Instructions for the task: Reproduce the entries exactly.

Begin

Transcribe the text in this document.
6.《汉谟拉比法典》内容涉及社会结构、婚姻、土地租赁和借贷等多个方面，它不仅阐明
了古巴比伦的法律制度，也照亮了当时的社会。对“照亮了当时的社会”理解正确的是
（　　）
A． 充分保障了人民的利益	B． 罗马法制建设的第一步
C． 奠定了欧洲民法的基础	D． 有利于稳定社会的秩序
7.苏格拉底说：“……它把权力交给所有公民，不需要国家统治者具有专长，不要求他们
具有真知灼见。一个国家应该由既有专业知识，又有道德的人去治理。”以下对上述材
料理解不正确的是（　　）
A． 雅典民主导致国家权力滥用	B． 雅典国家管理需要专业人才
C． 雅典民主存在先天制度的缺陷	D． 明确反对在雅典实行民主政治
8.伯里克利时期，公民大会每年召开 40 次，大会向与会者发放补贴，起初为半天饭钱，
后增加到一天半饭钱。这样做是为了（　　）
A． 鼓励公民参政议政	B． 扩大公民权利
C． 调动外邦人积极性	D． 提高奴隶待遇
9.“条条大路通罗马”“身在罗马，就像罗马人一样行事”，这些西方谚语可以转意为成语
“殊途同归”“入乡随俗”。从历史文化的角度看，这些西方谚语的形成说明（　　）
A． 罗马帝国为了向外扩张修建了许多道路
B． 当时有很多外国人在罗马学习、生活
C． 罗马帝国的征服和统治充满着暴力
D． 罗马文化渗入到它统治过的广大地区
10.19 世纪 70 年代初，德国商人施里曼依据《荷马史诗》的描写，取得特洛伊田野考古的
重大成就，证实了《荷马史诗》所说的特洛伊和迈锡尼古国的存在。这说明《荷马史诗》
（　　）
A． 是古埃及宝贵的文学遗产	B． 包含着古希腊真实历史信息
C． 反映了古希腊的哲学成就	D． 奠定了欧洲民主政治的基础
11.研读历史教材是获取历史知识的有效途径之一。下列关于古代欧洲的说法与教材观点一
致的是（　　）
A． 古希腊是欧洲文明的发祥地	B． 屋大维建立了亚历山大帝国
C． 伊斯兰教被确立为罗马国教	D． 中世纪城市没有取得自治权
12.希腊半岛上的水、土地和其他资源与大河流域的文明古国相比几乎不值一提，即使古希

End

Answer to this task:
Transcribe the text in this document.
6.《汉谟拉比法典》内容涉及社会结构、婚姻、土地租赁和借贷等多个方面，它不仅阐明
了古巴比伦的法律制度，也照亮了当时的社会。对“照亮了当时的社会”理解正确的是
（　　）
A． 充分保障了人民的利益	B． 罗马法制建设的第一步
C． 奠定了欧洲民法的基础	D． 有利于稳定社会的秩序
7.苏格拉底说：“……它把权力交给所有公民，不需要国家统治者具有专长，不要求他们
具有真知灼见。一个国家应该由既有专业知识，又有道德的人去治理。”以下对上述材
料理解不正确的是（　　）
A． 雅典民主导致国家权力滥用	B． 雅典国家管理需要专业人才
C． 雅典民主存在先天制度的缺陷	D． 明确反对在雅典实行民主政治
8.伯里克利时期，公民大会每年召开 40 次，大会向与会者发放补贴，起初为半天饭钱，
后增加到一天半饭钱。这样做是为了（　　）
A． 鼓励公民参政议政	B． 扩大公民权利
C． 调动外邦人积极性	D． 提高奴隶待遇
9.“条条大路通罗马”“身在罗马，就像罗马人一样行事”，这些西方谚语可以转意为成语
“殊途同归”“入乡随俗”。从历史文化的角度看，这些西方谚语的形成说明（　　）
A． 罗马帝国为了向外扩张修建了许多道路
B． 当时有很多外国人在罗马学习、生活
C． 罗马帝国的征服和统治充满着暴力
D． 罗马文化渗入到它统治过的广大地区
10.19 世纪 70 年代初，德国商人施里曼依据《荷马史诗》的描写，取得特洛伊田野考古的
重大成就，证实了《荷马史诗》所说的特洛伊和迈锡尼古国的存在。这说明《荷马史诗》
（　　）
A． 是古埃及宝贵的文学遗产	B． 包含着古希腊真实历史信息
C． 反映了古希腊的哲学成就	D． 奠定了欧洲民主政治的基础
11.研读历史教材是获取历史知识的有效途径之一。下列关于古代欧洲的说法与教材观点一
致的是（　　）
A． 古希腊是欧洲文明的发祥地	B． 屋大维建立了亚历山大帝国
C． 伊斯兰教被确立为罗马国教	D． 中世纪城市没有取得自治权
12.希腊半岛上的水、土地和其他资源与大河流域的文明古国相比几乎不值一提，即使古希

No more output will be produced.